Trecho do documento:

==================================================

Uma sensação de fraqueza. A barriga cheia de gases. Até chicotinho eu tive.

A superstição me mandou vestir a mesma camisa e ir para casa do meu pai. Partida  decisiva pelo rádio tem que ser na moradia de Seu Geraldo. Sempre deu sorte.

O coroa tem 77 anos de estrada e já viu de tudo nesse mundo tricolor coral das bandas do Arruda. Acho que é por isso que ele se mantem calmo. Meia hora antes, ele liga o rádio e começa a cochilar na cadeira de balanço. Parece que nada está acontecendo.

Já eu, não passo nem perto do Sharp.

Almoço, tomo uma cerveja, ligo a televisão e deito no sofá. Fico forçando um sono para ver se desapareço e não escuto a agonia da narração.

Adormeci e acordei com a gritaria na rua.

Gooooooooolllllll, o Sharp berrava no terraço. A mãe gritando “gol do Santa” e a pequena Sofia me abraçando.

Daí pra frente, o corpo foi dando sinais de nervosismo. Fiquei prostrado no sofá, pois se levantasse podia dar azar. Foi surgindo uma dor de cabeça. Pensei em ligar pro Samu. Estava certo que um acidente vascular cerebral tomava conta de mim.

“Mãe, eu acho que estou tendo um derrame”.

“É nada, menino. Isso é o sistema nervoso. Vou fazer um copo de água com açúcar”.

“Eu prefiro uma dose de uísque”.

“Primeiro a água com açúcar. Depois o uísque”.

Tomei a garapa. Em seguida o uísque.

Aquele primeiro tempo não acabava. Bateu um soluço infeliz.

Meu pai se levanta, passa por mim e diz que o time recuou muito. Sinto a barriga embrulhar. Corri pro banheiro. Um jato de água e fezes saiu queimando tudo.

Fim do primeiro tempo. Peguei as meninas, levei minha mãe para igreja e me mandei pra casa. Havia combinado com Inácio de irmos juntos para Galeria do Ritmo, assim que o jogo acabasse.

Cheguei em casa, era umas quinze pras seis. Pergunto a primeira-dama quanto está o jogo.

“Oxi. Nem o rádio liguei. Tou toda me tremendo. Tá quanto?”

“A gente estava vencendo de um a zero. Mas eu vim escutando música.”

==================================================

Dados fornecidos:

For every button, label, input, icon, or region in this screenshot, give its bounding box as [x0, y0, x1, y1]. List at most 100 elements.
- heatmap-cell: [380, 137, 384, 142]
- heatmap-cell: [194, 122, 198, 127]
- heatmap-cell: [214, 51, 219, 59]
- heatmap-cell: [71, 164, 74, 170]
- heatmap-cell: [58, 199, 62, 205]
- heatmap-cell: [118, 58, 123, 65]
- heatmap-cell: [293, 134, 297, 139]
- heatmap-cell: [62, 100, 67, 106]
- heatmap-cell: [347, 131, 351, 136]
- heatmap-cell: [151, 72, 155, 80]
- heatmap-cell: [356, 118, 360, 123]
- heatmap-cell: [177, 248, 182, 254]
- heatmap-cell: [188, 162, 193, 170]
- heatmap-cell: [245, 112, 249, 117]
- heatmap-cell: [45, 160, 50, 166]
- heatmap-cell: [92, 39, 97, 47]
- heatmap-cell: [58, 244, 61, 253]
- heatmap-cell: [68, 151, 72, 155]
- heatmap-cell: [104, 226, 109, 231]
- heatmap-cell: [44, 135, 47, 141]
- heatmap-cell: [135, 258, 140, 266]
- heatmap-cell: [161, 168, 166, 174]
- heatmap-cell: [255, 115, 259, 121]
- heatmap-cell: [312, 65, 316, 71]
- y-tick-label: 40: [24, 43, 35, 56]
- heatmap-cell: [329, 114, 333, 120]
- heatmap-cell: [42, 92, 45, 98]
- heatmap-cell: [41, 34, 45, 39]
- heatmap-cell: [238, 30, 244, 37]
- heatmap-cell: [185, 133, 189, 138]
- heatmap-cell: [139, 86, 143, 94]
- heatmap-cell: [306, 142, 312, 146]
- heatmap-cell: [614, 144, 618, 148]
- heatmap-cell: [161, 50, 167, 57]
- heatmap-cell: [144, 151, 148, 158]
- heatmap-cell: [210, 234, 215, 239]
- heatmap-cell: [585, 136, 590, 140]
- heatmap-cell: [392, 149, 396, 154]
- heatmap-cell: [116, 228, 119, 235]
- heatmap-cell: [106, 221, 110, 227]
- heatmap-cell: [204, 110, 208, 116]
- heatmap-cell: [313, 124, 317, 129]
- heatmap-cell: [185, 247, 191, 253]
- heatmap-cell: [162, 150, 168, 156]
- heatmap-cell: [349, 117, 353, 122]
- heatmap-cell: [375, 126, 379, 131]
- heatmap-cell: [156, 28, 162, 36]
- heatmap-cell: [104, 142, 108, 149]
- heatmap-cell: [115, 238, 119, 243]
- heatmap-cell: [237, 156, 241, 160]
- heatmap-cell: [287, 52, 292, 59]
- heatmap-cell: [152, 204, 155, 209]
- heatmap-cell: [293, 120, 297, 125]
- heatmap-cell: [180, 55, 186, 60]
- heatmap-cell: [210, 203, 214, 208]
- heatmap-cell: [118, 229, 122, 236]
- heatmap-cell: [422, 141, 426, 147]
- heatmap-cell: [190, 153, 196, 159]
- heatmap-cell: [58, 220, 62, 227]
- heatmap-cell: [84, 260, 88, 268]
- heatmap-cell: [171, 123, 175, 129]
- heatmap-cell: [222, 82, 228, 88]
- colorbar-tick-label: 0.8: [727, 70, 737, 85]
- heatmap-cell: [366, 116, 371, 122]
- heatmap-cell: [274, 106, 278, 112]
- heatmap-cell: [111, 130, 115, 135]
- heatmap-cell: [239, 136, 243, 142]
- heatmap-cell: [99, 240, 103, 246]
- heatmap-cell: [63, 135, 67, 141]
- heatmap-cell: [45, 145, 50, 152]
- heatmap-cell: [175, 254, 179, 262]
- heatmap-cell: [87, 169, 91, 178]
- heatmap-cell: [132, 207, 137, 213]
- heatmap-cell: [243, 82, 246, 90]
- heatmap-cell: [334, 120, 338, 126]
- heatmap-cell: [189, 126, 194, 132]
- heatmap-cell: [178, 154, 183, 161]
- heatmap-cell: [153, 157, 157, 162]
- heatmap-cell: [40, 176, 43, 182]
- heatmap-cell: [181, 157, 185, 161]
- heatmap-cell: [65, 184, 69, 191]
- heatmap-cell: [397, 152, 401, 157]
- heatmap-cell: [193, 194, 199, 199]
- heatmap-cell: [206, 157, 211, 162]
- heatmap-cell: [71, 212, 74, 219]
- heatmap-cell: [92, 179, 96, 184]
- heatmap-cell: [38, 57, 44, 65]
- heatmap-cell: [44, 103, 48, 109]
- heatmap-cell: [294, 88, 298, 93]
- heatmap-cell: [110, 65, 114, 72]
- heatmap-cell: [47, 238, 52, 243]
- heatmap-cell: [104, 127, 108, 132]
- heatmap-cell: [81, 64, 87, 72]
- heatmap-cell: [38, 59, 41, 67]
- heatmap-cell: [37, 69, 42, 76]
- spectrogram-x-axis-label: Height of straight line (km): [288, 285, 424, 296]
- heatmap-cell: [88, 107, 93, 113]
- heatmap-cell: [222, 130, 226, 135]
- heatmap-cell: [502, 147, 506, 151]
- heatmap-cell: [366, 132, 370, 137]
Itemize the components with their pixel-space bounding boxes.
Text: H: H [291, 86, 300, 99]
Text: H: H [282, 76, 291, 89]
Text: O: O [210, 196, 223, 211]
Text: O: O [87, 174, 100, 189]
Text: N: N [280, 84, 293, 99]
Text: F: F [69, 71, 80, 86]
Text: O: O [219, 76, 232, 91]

==================================================

Tarefas:
**A)** Redigite a parte do relato sobre a partida do Santa compreendida entre "Almoço, tomo uma" e "gritaria na rua.", incluindo as duas extremidades.
**B)** Estenda o relato sobre a partida do Santa, começando logo após a última frase apresentada.

Tarefas resolvidas:
**A)**
Almoço, tomo uma cerveja, ligo a televisão e deito no sofá. Fico forçando um sono para ver se desapareço e não escuto a agonia da narração.

Adormeci e acordei com a gritaria na rua.

**B)**
De repente um grito na rua: É Santa Cruz nessa porra.

Abracei a família e nos mandamos pro samba.

A Raça é ser Santa Cruz

Ela vem de todos os lados.

Dos Altos. Dos baixios. Dos arredores. De longe.

Desce dos Córregos. Sai dos prédios. Empunha a bandeira. Veste a camisa.  Atravessa esquinas. Cruza estradas. Corre. Anda. Pula. Balança.

A Raça está ali.

Em cima. Embaixo. Atrás. No meio. No aperto da multidão. No riso inocente da criança. Em pé. Sentada. De frente.

Está na fé. Nos dedos cruzados. Nas mãos levantadas para os céus. Nos olhos fechados. Na promessa.

Tá No medo. Nas unhas. Na fumaça do cigarro. Na agonia. Na ansiedade dos que acreditam.

Tá no batuque do coração. No som que circula. Na energia que contamina.

Nas lembranças. Na esperança.

Nos que estão por perto. Nos que estão à quilometros.

A Raça ataca. Defende. Dribla.

Ela está no passe. No toque. No lançamento. No gingado do atacante. No pique. Na cara feia do zagueiro. No voo. No grito. No aquecimento. Na dor. No arremesso. Na queda.

A Raça é o carrinho que destrói. O empurrão de corpo. O bico da chuteira.

É o cruzamento na área. O chutão. O erro. O acerto.

O impedimento. A falta cometida.

Está no tiro certeiro. Na bola estufada na rede. Na explosão do gol. No sangue que escorre pelas veias. Na comemoração.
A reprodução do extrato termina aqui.